* _Supplied material_
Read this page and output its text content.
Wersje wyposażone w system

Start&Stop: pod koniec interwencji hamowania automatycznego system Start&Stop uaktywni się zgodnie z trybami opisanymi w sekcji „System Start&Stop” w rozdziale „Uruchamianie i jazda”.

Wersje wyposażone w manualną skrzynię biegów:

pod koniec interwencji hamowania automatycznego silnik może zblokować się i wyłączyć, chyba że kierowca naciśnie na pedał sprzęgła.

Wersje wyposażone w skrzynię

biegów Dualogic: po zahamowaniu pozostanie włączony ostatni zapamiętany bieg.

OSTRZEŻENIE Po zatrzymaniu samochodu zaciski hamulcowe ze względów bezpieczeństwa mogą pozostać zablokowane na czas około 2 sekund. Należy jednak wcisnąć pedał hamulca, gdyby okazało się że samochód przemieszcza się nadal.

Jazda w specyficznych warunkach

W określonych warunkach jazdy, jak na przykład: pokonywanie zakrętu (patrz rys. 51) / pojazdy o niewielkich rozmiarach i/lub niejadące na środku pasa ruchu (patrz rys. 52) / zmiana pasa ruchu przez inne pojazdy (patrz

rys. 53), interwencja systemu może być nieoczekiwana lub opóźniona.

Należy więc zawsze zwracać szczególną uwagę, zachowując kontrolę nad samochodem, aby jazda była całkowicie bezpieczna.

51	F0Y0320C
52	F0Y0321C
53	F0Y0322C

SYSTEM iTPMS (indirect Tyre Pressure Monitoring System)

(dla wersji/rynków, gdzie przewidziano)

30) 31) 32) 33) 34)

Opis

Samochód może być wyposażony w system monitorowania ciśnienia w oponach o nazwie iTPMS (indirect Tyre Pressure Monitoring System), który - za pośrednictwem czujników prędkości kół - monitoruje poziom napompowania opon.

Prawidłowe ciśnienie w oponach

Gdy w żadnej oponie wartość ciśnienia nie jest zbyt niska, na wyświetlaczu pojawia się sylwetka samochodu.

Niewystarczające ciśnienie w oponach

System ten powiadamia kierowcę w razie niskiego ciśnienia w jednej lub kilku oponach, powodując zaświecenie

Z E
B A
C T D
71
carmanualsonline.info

* _Your goal_
Using the material above, report each line where "Pressure" occurs.

* _Solution_
SYSTEM iTPMS (indirect Tyre Pressure Monitoring System)
Samochód może być wyposażony w system monitorowania ciśnienia w oponach o nazwie iTPMS (indirect Tyre Pressure Monitoring System), który - za pośrednictwem czujników prędkości kół - monitoruje poziom napompowania opon.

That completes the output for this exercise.